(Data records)
────────────────────
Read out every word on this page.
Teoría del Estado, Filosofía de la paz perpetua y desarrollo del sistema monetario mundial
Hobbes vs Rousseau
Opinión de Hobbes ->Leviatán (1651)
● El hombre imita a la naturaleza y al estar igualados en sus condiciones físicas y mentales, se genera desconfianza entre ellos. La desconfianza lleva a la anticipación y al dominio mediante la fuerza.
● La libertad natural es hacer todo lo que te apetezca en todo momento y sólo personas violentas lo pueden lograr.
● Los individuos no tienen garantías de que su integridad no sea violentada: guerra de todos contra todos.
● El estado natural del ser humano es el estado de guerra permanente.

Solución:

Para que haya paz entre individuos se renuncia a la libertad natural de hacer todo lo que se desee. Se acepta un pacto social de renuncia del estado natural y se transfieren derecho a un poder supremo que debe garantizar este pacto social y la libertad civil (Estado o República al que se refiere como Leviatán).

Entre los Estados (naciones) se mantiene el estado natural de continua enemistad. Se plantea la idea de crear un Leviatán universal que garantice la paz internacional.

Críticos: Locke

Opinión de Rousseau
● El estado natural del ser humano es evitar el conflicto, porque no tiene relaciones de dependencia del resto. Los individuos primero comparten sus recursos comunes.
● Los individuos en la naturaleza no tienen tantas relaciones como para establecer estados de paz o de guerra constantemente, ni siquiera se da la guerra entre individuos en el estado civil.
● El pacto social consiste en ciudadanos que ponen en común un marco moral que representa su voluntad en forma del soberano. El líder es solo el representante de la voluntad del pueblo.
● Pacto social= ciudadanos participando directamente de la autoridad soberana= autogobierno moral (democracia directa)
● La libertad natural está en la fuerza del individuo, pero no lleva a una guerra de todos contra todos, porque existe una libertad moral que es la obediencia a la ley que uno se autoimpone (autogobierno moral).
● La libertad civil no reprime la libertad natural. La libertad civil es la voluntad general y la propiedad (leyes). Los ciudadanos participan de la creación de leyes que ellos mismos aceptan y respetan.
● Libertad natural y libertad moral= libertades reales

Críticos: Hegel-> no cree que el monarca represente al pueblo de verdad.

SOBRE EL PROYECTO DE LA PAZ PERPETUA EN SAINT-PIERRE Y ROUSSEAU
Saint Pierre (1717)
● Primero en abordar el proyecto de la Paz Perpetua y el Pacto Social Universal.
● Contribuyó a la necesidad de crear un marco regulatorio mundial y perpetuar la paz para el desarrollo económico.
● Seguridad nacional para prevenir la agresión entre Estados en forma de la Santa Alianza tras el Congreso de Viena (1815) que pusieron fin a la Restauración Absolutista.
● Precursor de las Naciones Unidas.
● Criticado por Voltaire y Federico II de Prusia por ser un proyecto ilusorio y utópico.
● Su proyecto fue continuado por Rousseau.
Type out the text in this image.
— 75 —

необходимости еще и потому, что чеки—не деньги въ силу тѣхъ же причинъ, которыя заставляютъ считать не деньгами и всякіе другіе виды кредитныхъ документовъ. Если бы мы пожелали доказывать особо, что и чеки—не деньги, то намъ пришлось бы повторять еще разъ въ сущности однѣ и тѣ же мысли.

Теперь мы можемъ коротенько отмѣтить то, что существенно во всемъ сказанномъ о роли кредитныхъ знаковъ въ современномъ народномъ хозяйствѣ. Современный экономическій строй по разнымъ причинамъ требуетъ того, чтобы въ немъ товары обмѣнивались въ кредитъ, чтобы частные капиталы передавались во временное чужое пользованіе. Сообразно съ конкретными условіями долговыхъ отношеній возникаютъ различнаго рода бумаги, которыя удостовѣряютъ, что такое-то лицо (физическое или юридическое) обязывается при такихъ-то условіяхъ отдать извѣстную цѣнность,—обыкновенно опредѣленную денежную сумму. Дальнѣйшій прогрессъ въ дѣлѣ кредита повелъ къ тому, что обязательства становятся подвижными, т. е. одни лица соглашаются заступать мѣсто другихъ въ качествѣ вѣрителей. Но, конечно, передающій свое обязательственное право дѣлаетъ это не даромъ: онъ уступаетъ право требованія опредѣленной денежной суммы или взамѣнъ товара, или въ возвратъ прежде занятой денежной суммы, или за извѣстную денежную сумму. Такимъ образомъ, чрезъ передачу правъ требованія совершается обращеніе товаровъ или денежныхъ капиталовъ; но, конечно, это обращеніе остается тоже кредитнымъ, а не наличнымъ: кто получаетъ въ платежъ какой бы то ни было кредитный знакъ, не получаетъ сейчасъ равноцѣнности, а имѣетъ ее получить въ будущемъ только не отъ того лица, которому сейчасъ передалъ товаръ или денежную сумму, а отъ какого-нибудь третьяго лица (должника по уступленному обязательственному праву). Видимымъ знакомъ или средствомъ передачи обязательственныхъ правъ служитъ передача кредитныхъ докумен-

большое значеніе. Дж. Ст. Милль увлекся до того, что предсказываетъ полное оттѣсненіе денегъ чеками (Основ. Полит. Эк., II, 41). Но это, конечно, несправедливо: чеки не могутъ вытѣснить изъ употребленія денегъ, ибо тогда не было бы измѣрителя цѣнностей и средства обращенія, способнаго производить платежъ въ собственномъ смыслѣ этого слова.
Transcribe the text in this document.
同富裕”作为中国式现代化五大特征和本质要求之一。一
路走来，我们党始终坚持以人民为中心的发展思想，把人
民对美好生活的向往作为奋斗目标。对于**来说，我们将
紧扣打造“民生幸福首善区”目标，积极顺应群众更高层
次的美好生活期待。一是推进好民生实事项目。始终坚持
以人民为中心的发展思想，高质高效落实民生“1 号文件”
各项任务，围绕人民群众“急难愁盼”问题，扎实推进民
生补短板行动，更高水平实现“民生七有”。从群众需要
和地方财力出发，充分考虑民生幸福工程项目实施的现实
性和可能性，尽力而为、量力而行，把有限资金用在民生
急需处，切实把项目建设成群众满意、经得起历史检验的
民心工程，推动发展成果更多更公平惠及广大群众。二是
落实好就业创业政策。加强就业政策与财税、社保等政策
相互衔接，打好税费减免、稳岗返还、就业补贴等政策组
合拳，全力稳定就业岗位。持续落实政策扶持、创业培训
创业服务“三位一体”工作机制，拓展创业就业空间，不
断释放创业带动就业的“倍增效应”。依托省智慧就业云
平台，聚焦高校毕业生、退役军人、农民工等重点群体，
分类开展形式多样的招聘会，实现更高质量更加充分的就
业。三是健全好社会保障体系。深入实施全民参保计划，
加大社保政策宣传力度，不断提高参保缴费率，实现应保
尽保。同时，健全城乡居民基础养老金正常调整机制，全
────────────────────
Print the whole listing exactly as it is.

Read out every word on this page.
Teoría del Estado, Filosofía de la paz perpetua y desarrollo del sistema monetario mundial
Hobbes vs Rousseau
Opinión de Hobbes ->Leviatán (1651)
● El hombre imita a la naturaleza y al estar igualados en sus condiciones físicas y mentales, se genera desconfianza entre ellos. La desconfianza lleva a la anticipación y al dominio mediante la fuerza.
● La libertad natural es hacer todo lo que te apetezca en todo momento y sólo personas violentas lo pueden lograr.
● Los individuos no tienen garantías de que su integridad no sea violentada: guerra de todos contra todos.
● El estado natural del ser humano es el estado de guerra permanente.

Solución:

Para que haya paz entre individuos se renuncia a la libertad natural de hacer todo lo que se desee. Se acepta un pacto social de renuncia del estado natural y se transfieren derecho a un poder supremo que debe garantizar este pacto social y la libertad civil (Estado o República al que se refiere como Leviatán).

Entre los Estados (naciones) se mantiene el estado natural de continua enemistad. Se plantea la idea de crear un Leviatán universal que garantice la paz internacional.

Críticos: Locke

Opinión de Rousseau
● El estado natural del ser humano es evitar el conflicto, porque no tiene relaciones de dependencia del resto. Los individuos primero comparten sus recursos comunes.
● Los individuos en la naturaleza no tienen tantas relaciones como para establecer estados de paz o de guerra constantemente, ni siquiera se da la guerra entre individuos en el estado civil.
● El pacto social consiste en ciudadanos que ponen en común un marco moral que representa su voluntad en forma del soberano. El líder es solo el representante de la voluntad del pueblo.
● Pacto social= ciudadanos participando directamente de la autoridad soberana= autogobierno moral (democracia directa)
● La libertad natural está en la fuerza del individuo, pero no lleva a una guerra de todos contra todos, porque existe una libertad moral que es la obediencia a la ley que uno se autoimpone (autogobierno moral).
● La libertad civil no reprime la libertad natural. La libertad civil es la voluntad general y la propiedad (leyes). Los ciudadanos participan de la creación de leyes que ellos mismos aceptan y respetan.
● Libertad natural y libertad moral= libertades reales

Críticos: Hegel-> no cree que el monarca represente al pueblo de verdad.

SOBRE EL PROYECTO DE LA PAZ PERPETUA EN SAINT-PIERRE Y ROUSSEAU
Saint Pierre (1717)
● Primero en abordar el proyecto de la Paz Perpetua y el Pacto Social Universal.
● Contribuyó a la necesidad de crear un marco regulatorio mundial y perpetuar la paz para el desarrollo económico.
● Seguridad nacional para prevenir la agresión entre Estados en forma de la Santa Alianza tras el Congreso de Viena (1815) que pusieron fin a la Restauración Absolutista.
● Precursor de las Naciones Unidas.
● Criticado por Voltaire y Federico II de Prusia por ser un proyecto ilusorio y utópico.
● Su proyecto fue continuado por Rousseau.
Type out the text in this image.
— 75 —

необходимости еще и потому, что чеки—не деньги въ силу тѣхъ же причинъ, которыя заставляютъ считать не деньгами и всякіе другіе виды кредитныхъ документовъ. Если бы мы пожелали доказывать особо, что и чеки—не деньги, то намъ пришлось бы повторять еще разъ въ сущности однѣ и тѣ же мысли.

Теперь мы можемъ коротенько отмѣтить то, что существенно во всемъ сказанномъ о роли кредитныхъ знаковъ въ современномъ народномъ хозяйствѣ. Современный экономическій строй по разнымъ причинамъ требуетъ того, чтобы въ немъ товары обмѣнивались въ кредитъ, чтобы частные капиталы передавались во временное чужое пользованіе. Сообразно съ конкретными условіями долговыхъ отношеній возникаютъ различнаго рода бумаги, которыя удостовѣряютъ, что такое-то лицо (физическое или юридическое) обязывается при такихъ-то условіяхъ отдать извѣстную цѣнность,—обыкновенно опредѣленную денежную сумму. Дальнѣйшій прогрессъ въ дѣлѣ кредита повелъ къ тому, что обязательства становятся подвижными, т. е. одни лица соглашаются заступать мѣсто другихъ въ качествѣ вѣрителей. Но, конечно, передающій свое обязательственное право дѣлаетъ это не даромъ: онъ уступаетъ право требованія опредѣленной денежной суммы или взамѣнъ товара, или въ возвратъ прежде занятой денежной суммы, или за извѣстную денежную сумму. Такимъ образомъ, чрезъ передачу правъ требованія совершается обращеніе товаровъ или денежныхъ капиталовъ; но, конечно, это обращеніе остается тоже кредитнымъ, а не наличнымъ: кто получаетъ въ платежъ какой бы то ни было кредитный знакъ, не получаетъ сейчасъ равноцѣнности, а имѣетъ ее получить въ будущемъ только не отъ того лица, которому сейчасъ передалъ товаръ или денежную сумму, а отъ какого-нибудь третьяго лица (должника по уступленному обязательственному праву). Видимымъ знакомъ или средствомъ передачи обязательственныхъ правъ служитъ передача кредитныхъ докумен-

большое значеніе. Дж. Ст. Милль увлекся до того, что предсказываетъ полное оттѣсненіе денегъ чеками (Основ. Полит. Эк., II, 41). Но это, конечно, несправедливо: чеки не могутъ вытѣснить изъ употребленія денегъ, ибо тогда не было бы измѣрителя цѣнностей и средства обращенія, способнаго производить платежъ въ собственномъ смыслѣ этого слова.
Transcribe the text in this document.
同富裕”作为中国式现代化五大特征和本质要求之一。一
路走来，我们党始终坚持以人民为中心的发展思想，把人
民对美好生活的向往作为奋斗目标。对于**来说，我们将
紧扣打造“民生幸福首善区”目标，积极顺应群众更高层
次的美好生活期待。一是推进好民生实事项目。始终坚持
以人民为中心的发展思想，高质高效落实民生“1 号文件”
各项任务，围绕人民群众“急难愁盼”问题，扎实推进民
生补短板行动，更高水平实现“民生七有”。从群众需要
和地方财力出发，充分考虑民生幸福工程项目实施的现实
性和可能性，尽力而为、量力而行，把有限资金用在民生
急需处，切实把项目建设成群众满意、经得起历史检验的
民心工程，推动发展成果更多更公平惠及广大群众。二是
落实好就业创业政策。加强就业政策与财税、社保等政策
相互衔接，打好税费减免、稳岗返还、就业补贴等政策组
合拳，全力稳定就业岗位。持续落实政策扶持、创业培训
创业服务“三位一体”工作机制，拓展创业就业空间，不
断释放创业带动就业的“倍增效应”。依托省智慧就业云
平台，聚焦高校毕业生、退役军人、农民工等重点群体，
分类开展形式多样的招聘会，实现更高质量更加充分的就
业。三是健全好社会保障体系。深入实施全民参保计划，
加大社保政策宣传力度，不断提高参保缴费率，实现应保
尽保。同时，健全城乡居民基础养老金正常调整机制，全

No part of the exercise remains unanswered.